→ EXERCISE DIRECTIONS
Copy all lines in which the word "shape" can be found.

→ DATASET
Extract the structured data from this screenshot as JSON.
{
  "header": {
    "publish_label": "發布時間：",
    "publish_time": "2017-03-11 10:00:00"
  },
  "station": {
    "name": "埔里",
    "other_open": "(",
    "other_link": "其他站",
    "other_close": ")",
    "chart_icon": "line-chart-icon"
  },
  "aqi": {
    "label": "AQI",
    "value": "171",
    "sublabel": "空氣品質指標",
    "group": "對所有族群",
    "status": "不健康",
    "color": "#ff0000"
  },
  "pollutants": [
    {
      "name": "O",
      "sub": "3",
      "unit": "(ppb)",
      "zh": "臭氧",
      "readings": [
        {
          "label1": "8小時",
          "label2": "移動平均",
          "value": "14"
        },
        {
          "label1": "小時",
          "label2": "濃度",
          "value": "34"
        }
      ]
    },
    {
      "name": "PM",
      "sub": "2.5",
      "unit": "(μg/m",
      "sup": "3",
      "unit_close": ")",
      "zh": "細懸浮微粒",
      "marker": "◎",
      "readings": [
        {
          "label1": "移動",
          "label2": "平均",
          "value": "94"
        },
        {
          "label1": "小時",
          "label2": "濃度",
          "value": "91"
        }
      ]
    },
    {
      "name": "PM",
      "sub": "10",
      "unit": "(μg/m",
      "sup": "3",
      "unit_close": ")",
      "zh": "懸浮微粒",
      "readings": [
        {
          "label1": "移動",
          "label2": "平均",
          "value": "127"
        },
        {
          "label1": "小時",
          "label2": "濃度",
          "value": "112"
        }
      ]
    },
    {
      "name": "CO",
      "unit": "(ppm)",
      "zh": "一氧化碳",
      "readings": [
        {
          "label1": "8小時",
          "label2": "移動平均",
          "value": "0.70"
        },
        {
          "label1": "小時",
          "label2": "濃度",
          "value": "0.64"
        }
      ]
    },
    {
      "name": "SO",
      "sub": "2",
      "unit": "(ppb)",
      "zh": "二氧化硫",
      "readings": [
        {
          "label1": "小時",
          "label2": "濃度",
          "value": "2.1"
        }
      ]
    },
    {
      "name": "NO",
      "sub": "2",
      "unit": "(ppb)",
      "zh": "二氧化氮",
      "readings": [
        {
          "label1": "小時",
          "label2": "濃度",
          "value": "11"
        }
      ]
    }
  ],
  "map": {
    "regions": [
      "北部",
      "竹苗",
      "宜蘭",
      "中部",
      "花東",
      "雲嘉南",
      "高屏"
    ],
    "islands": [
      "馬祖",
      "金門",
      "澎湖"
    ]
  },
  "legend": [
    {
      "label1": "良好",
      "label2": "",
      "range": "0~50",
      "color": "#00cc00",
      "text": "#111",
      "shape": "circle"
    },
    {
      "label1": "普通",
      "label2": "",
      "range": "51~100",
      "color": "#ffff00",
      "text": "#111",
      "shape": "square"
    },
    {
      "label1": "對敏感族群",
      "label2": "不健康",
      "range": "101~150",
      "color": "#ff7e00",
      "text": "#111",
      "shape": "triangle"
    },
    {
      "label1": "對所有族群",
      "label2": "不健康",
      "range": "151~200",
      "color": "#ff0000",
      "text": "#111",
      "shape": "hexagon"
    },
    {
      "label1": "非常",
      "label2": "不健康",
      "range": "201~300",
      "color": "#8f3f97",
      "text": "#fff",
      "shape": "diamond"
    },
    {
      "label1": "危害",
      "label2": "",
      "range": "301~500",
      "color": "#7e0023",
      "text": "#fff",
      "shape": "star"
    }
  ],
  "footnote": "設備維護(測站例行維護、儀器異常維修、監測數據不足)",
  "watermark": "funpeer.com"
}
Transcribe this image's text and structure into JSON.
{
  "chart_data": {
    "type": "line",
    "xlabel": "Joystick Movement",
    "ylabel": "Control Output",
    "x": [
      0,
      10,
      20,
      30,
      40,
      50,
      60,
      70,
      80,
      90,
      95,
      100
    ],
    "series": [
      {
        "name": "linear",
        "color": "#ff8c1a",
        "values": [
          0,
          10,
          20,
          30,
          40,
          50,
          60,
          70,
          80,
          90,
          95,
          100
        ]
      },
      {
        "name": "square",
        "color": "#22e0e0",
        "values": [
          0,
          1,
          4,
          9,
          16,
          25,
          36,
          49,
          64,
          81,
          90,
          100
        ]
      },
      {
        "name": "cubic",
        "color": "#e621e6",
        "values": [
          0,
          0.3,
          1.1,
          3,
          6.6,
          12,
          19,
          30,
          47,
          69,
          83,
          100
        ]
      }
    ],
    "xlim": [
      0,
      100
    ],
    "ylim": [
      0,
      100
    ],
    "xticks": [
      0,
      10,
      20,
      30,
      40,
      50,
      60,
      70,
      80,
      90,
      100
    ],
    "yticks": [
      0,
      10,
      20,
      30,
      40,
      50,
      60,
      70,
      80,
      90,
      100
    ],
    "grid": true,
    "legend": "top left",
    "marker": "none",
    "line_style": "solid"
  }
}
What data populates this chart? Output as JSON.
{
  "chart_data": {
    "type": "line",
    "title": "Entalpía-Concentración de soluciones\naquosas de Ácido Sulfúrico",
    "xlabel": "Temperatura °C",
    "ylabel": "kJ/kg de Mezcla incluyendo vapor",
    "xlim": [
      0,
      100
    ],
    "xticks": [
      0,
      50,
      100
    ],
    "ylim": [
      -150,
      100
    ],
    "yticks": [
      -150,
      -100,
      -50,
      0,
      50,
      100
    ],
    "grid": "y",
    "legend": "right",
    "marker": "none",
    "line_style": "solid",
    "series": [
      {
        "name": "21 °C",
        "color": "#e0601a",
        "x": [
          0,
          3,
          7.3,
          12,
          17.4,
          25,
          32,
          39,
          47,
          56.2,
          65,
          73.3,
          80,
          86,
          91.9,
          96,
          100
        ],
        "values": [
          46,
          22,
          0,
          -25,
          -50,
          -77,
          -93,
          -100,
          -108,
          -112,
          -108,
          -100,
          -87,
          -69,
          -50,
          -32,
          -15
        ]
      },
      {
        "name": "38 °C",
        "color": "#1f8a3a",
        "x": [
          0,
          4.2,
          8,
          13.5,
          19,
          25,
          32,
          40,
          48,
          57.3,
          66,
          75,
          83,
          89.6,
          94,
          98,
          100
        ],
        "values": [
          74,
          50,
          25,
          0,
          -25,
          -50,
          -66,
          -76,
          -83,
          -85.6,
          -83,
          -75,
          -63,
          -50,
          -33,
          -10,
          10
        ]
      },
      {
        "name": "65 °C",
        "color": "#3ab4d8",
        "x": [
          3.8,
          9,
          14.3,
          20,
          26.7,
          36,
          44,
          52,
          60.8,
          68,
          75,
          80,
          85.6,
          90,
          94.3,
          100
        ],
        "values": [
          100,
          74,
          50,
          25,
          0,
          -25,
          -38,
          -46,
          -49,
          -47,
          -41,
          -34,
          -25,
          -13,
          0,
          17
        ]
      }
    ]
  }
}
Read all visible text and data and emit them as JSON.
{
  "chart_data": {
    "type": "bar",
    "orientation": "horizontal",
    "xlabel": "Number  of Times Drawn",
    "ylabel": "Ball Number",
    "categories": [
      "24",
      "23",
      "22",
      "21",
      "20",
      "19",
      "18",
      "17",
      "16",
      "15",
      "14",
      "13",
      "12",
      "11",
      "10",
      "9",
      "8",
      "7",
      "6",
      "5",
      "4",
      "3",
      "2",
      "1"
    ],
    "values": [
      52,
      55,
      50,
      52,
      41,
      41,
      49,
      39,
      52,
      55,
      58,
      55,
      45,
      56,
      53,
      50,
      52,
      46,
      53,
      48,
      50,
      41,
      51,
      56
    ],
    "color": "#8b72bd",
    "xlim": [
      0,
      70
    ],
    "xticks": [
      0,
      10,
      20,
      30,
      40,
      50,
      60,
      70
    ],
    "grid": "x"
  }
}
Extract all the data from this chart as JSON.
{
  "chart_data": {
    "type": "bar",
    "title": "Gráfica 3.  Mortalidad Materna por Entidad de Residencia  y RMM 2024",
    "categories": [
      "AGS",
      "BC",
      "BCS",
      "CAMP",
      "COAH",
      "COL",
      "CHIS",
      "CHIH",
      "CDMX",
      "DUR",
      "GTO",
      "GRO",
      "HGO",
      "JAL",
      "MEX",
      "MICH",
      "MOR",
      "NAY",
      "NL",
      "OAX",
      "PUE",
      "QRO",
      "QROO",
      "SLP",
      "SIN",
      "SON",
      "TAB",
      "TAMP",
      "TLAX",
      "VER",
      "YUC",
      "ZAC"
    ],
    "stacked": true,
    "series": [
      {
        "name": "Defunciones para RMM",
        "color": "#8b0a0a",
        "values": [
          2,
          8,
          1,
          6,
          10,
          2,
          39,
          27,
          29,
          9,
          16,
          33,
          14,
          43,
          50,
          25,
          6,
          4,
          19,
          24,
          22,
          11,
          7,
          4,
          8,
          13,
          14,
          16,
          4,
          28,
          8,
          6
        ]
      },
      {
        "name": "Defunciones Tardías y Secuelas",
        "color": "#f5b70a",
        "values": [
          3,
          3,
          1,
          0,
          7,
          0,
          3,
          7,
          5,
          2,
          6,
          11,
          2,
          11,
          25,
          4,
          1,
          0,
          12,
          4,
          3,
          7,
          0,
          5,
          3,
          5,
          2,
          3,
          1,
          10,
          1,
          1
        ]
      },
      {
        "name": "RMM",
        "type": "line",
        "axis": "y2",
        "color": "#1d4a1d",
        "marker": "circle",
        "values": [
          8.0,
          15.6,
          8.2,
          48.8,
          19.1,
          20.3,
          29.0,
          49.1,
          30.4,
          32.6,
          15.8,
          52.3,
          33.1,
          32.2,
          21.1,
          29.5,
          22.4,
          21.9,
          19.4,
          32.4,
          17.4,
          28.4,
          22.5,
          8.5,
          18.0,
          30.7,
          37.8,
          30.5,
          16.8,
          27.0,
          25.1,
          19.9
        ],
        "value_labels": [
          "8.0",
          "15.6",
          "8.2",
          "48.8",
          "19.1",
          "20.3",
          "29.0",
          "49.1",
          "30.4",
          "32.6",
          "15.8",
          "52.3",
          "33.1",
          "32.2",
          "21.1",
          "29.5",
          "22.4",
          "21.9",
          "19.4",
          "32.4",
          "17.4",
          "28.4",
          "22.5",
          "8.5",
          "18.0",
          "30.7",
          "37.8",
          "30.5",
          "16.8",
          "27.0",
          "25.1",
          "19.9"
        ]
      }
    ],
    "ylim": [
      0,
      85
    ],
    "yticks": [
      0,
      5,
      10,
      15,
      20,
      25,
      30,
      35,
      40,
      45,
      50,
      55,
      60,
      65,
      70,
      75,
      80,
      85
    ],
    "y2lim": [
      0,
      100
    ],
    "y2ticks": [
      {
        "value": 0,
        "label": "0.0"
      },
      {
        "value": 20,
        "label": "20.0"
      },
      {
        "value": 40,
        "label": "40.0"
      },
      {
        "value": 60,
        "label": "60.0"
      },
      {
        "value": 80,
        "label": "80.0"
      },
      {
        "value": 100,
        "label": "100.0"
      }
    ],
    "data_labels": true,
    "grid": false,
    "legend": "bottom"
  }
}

→ WRITTEN RESPONSE
      "shape": "circle"
      "shape": "square"
      "shape": "triangle"
      "shape": "hexagon"
      "shape": "diamond"
      "shape": "star"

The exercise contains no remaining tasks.